TASK DETAILS — Your task is to repeat the lines below exactly, excluding any pictures they contain.

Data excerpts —
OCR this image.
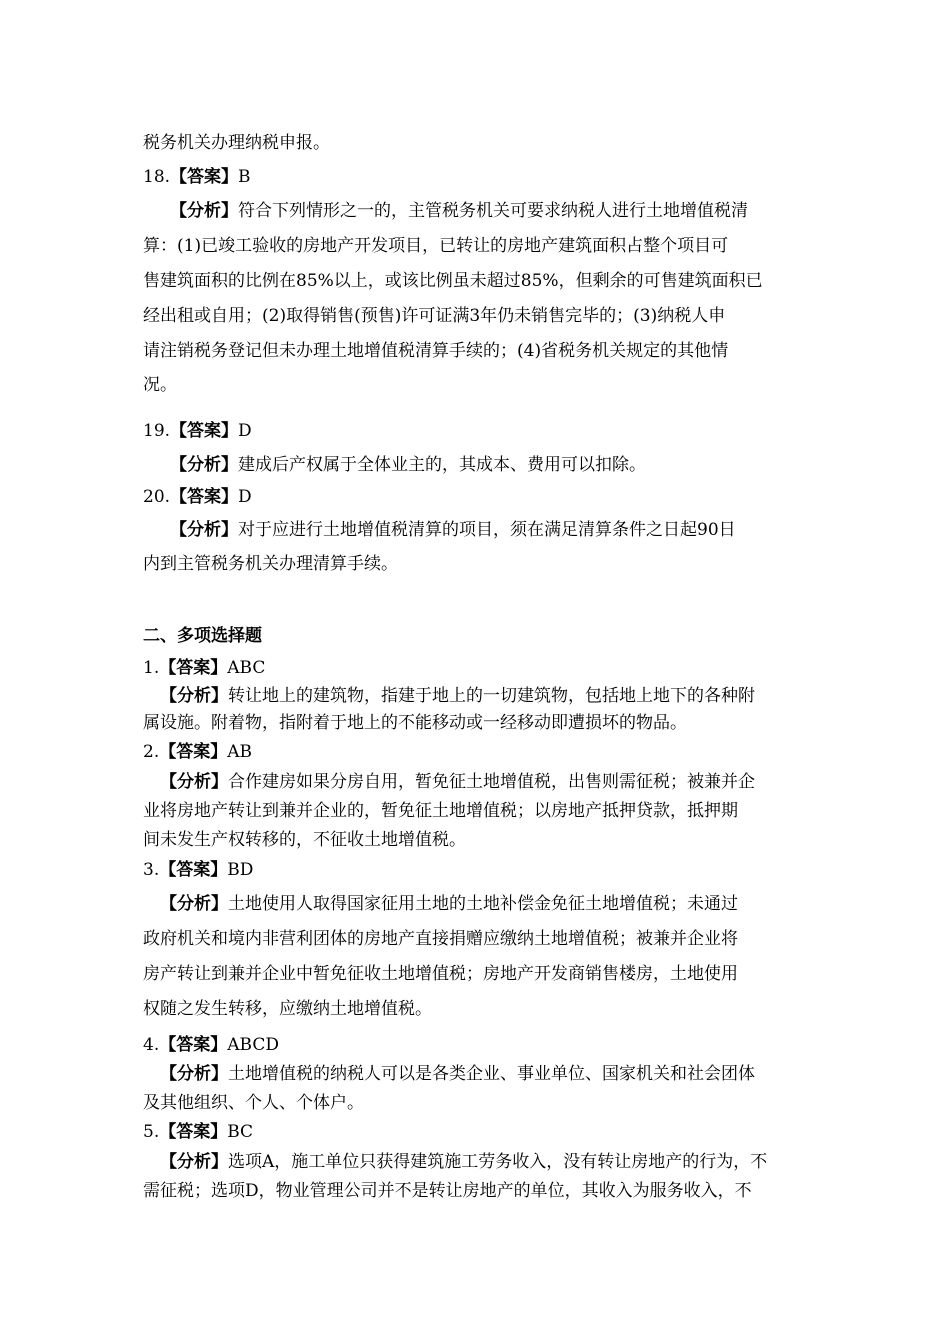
税务机关办理纳税申报。
18.【答案】B
【分析】符合下列情形之一的，主管税务机关可要求纳税人进行土地增值税清
算：(1)已竣工验收的房地产开发项目，已转让的房地产建筑面积占整个项目可
售建筑面积的比例在85%以上，或该比例虽未超过85%，但剩余的可售建筑面积已
经出租或自用；(2)取得销售(预售)许可证满3年仍未销售完毕的；(3)纳税人申
请注销税务登记但未办理土地增值税清算手续的；(4)省税务机关规定的其他情
况。
19.【答案】D
【分析】建成后产权属于全体业主的，其成本、费用可以扣除。
20.【答案】D
【分析】对于应进行土地增值税清算的项目，须在满足清算条件之日起90日
内到主管税务机关办理清算手续。
二、多项选择题
1.【答案】ABC
【分析】转让地上的建筑物，指建于地上的一切建筑物，包括地上地下的各种附
属设施。附着物，指附着于地上的不能移动或一经移动即遭损坏的物品。
2.【答案】AB
【分析】合作建房如果分房自用，暂免征土地增值税，出售则需征税；被兼并企
业将房地产转让到兼并企业的，暂免征土地增值税；以房地产抵押贷款，抵押期
间未发生产权转移的，不征收土地增值税。
3.【答案】BD
【分析】土地使用人取得国家征用土地的土地补偿金免征土地增值税；未通过
政府机关和境内非营利团体的房地产直接捐赠应缴纳土地增值税；被兼并企业将
房产转让到兼并企业中暂免征收土地增值税；房地产开发商销售楼房，土地使用
权随之发生转移，应缴纳土地增值税。
4.【答案】ABCD
【分析】土地增值税的纳税人可以是各类企业、事业单位、国家机关和社会团体
及其他组织、个人、个体户。
5.【答案】BC
【分析】选项A，施工单位只获得建筑施工劳务收入，没有转让房地产的行为，不
需征税；选项D，物业管理公司并不是转让房地产的单位，其收入为服务收入，不
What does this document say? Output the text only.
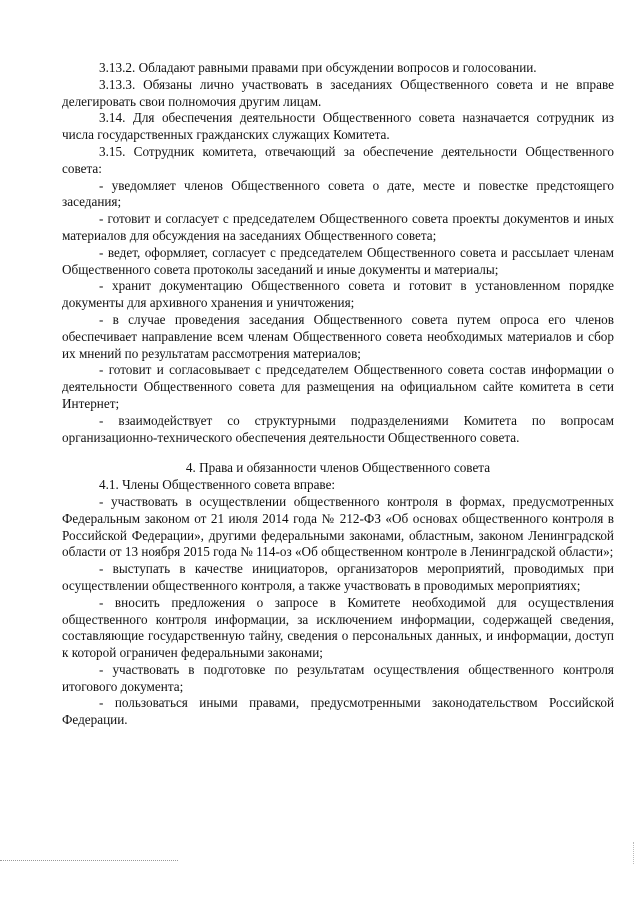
3.13.2. Обладают равными правами при обсуждении вопросов и голосовании.

3.13.3. Обязаны лично участвовать в заседаниях Общественного совета и не вправе делегировать свои полномочия другим лицам.

3.14. Для обеспечения деятельности Общественного совета назначается сотрудник из числа государственных гражданских служащих Комитета.

3.15. Сотрудник комитета, отвечающий за обеспечение деятельности Общественного совета:

- уведомляет членов Общественного совета о дате, месте и повестке предстоящего заседания;

- готовит и согласует с председателем Общественного совета проекты документов и иных материалов для обсуждения на заседаниях Общественного совета;

- ведет, оформляет, согласует с председателем Общественного совета и рассылает членам Общественного совета протоколы заседаний и иные документы и материалы;

- хранит документацию Общественного совета и готовит в установленном порядке документы для архивного хранения и уничтожения;

- в случае проведения заседания Общественного совета путем опроса его членов обеспечивает направление всем членам Общественного совета необходимых материалов и сбор их мнений по результатам рассмотрения материалов;

- готовит и согласовывает с председателем Общественного совета состав информации о деятельности Общественного совета для размещения на официальном сайте комитета в сети Интернет;

- взаимодействует со структурными подразделениями Комитета по вопросам организационно-технического обеспечения деятельности Общественного совета.

4. Права и обязанности членов Общественного совета

4.1. Члены Общественного совета вправе:

- участвовать в осуществлении общественного контроля в формах, предусмотренных Федеральным законом от 21 июля 2014 года № 212-ФЗ «Об основах общественного контроля в Российской Федерации», другими федеральными законами, областным, законом Ленинградской области от 13 ноября 2015 года № 114-оз «Об общественном контроле в Ленинградской области»;

- выступать в качестве инициаторов, организаторов мероприятий, проводимых при осуществлении общественного контроля, а также участвовать в проводимых мероприятиях;

- вносить предложения о запросе в Комитете необходимой для осуществления общественного контроля информации, за исключением информации, содержащей сведения, составляющие государственную тайну, сведения о персональных данных, и информации, доступ к которой ограничен федеральными законами;

- участвовать в подготовке по результатам осуществления общественного контроля итогового документа;

- пользоваться иными правами, предусмотренными законодательством Российской Федерации.
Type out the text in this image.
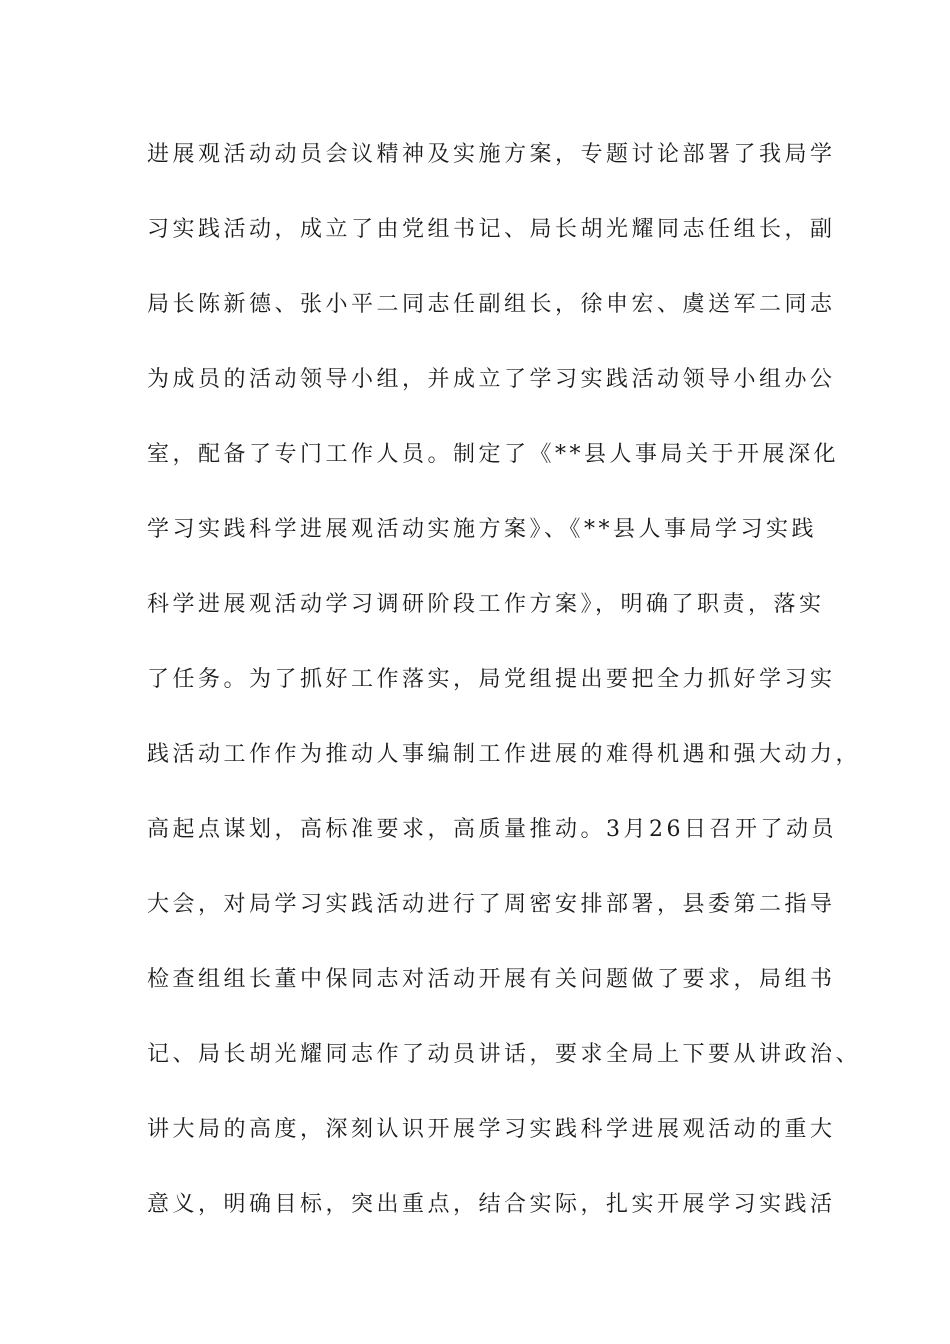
进展观活动动员会议精神及实施方案，专题讨论部署了我局学
习实践活动，成立了由党组书记、局长胡光耀同志任组长，副
局长陈新德、张小平二同志任副组长，徐申宏、虞送军二同志
为成员的活动领导小组，并成立了学习实践活动领导小组办公
室，配备了专门工作人员。制定了《**县人事局关于开展深化
学习实践科学进展观活动实施方案》、《**县人事局学习实践
科学进展观活动学习调研阶段工作方案》，明确了职责，落实
了任务。为了抓好工作落实，局党组提出要把全力抓好学习实
践活动工作作为推动人事编制工作进展的难得机遇和强大动力，
高起点谋划，高标准要求，高质量推动。3月26日召开了动员
大会，对局学习实践活动进行了周密安排部署，县委第二指导
检查组组长董中保同志对活动开展有关问题做了要求，局组书
记、局长胡光耀同志作了动员讲话，要求全局上下要从讲政治、
讲大局的高度，深刻认识开展学习实践科学进展观活动的重大
意义，明确目标，突出重点，结合实际，扎实开展学习实践活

OUTPUT FOR THIS TASK —
OCR this image.
税务机关办理纳税申报。
18.【答案】B
【分析】符合下列情形之一的，主管税务机关可要求纳税人进行土地增值税清
算：(1)已竣工验收的房地产开发项目，已转让的房地产建筑面积占整个项目可
售建筑面积的比例在85%以上，或该比例虽未超过85%，但剩余的可售建筑面积已
经出租或自用；(2)取得销售(预售)许可证满3年仍未销售完毕的；(3)纳税人申
请注销税务登记但未办理土地增值税清算手续的；(4)省税务机关规定的其他情
况。
19.【答案】D
【分析】建成后产权属于全体业主的，其成本、费用可以扣除。
20.【答案】D
【分析】对于应进行土地增值税清算的项目，须在满足清算条件之日起90日
内到主管税务机关办理清算手续。
二、多项选择题
1.【答案】ABC
【分析】转让地上的建筑物，指建于地上的一切建筑物，包括地上地下的各种附
属设施。附着物，指附着于地上的不能移动或一经移动即遭损坏的物品。
2.【答案】AB
【分析】合作建房如果分房自用，暂免征土地增值税，出售则需征税；被兼并企
业将房地产转让到兼并企业的，暂免征土地增值税；以房地产抵押贷款，抵押期
间未发生产权转移的，不征收土地增值税。
3.【答案】BD
【分析】土地使用人取得国家征用土地的土地补偿金免征土地增值税；未通过
政府机关和境内非营利团体的房地产直接捐赠应缴纳土地增值税；被兼并企业将
房产转让到兼并企业中暂免征收土地增值税；房地产开发商销售楼房，土地使用
权随之发生转移，应缴纳土地增值税。
4.【答案】ABCD
【分析】土地增值税的纳税人可以是各类企业、事业单位、国家机关和社会团体
及其他组织、个人、个体户。
5.【答案】BC
【分析】选项A，施工单位只获得建筑施工劳务收入，没有转让房地产的行为，不
需征税；选项D，物业管理公司并不是转让房地产的单位，其收入为服务收入，不
What does this document say? Output the text only.
3.13.2. Обладают равными правами при обсуждении вопросов и голосовании.

3.13.3. Обязаны лично участвовать в заседаниях Общественного совета и не вправе делегировать свои полномочия другим лицам.

3.14. Для обеспечения деятельности Общественного совета назначается сотрудник из числа государственных гражданских служащих Комитета.

3.15. Сотрудник комитета, отвечающий за обеспечение деятельности Общественного совета:

- уведомляет членов Общественного совета о дате, месте и повестке предстоящего заседания;

- готовит и согласует с председателем Общественного совета проекты документов и иных материалов для обсуждения на заседаниях Общественного совета;

- ведет, оформляет, согласует с председателем Общественного совета и рассылает членам Общественного совета протоколы заседаний и иные документы и материалы;

- хранит документацию Общественного совета и готовит в установленном порядке документы для архивного хранения и уничтожения;

- в случае проведения заседания Общественного совета путем опроса его членов обеспечивает направление всем членам Общественного совета необходимых материалов и сбор их мнений по результатам рассмотрения материалов;

- готовит и согласовывает с председателем Общественного совета состав информации о деятельности Общественного совета для размещения на официальном сайте комитета в сети Интернет;

- взаимодействует со структурными подразделениями Комитета по вопросам организационно-технического обеспечения деятельности Общественного совета.

4. Права и обязанности членов Общественного совета

4.1. Члены Общественного совета вправе:

- участвовать в осуществлении общественного контроля в формах, предусмотренных Федеральным законом от 21 июля 2014 года № 212-ФЗ «Об основах общественного контроля в Российской Федерации», другими федеральными законами, областным, законом Ленинградской области от 13 ноября 2015 года № 114-оз «Об общественном контроле в Ленинградской области»;

- выступать в качестве инициаторов, организаторов мероприятий, проводимых при осуществлении общественного контроля, а также участвовать в проводимых мероприятиях;

- вносить предложения о запросе в Комитете необходимой для осуществления общественного контроля информации, за исключением информации, содержащей сведения, составляющие государственную тайну, сведения о персональных данных, и информации, доступ к которой ограничен федеральными законами;

- участвовать в подготовке по результатам осуществления общественного контроля итогового документа;

- пользоваться иными правами, предусмотренными законодательством Российской Федерации.
Type out the text in this image.
进展观活动动员会议精神及实施方案，专题讨论部署了我局学
习实践活动，成立了由党组书记、局长胡光耀同志任组长，副
局长陈新德、张小平二同志任副组长，徐申宏、虞送军二同志
为成员的活动领导小组，并成立了学习实践活动领导小组办公
室，配备了专门工作人员。制定了《**县人事局关于开展深化
学习实践科学进展观活动实施方案》、《**县人事局学习实践
科学进展观活动学习调研阶段工作方案》，明确了职责，落实
了任务。为了抓好工作落实，局党组提出要把全力抓好学习实
践活动工作作为推动人事编制工作进展的难得机遇和强大动力，
高起点谋划，高标准要求，高质量推动。3月26日召开了动员
大会，对局学习实践活动进行了周密安排部署，县委第二指导
检查组组长董中保同志对活动开展有关问题做了要求，局组书
记、局长胡光耀同志作了动员讲话，要求全局上下要从讲政治、
讲大局的高度，深刻认识开展学习实践科学进展观活动的重大
意义，明确目标，突出重点，结合实际，扎实开展学习实践活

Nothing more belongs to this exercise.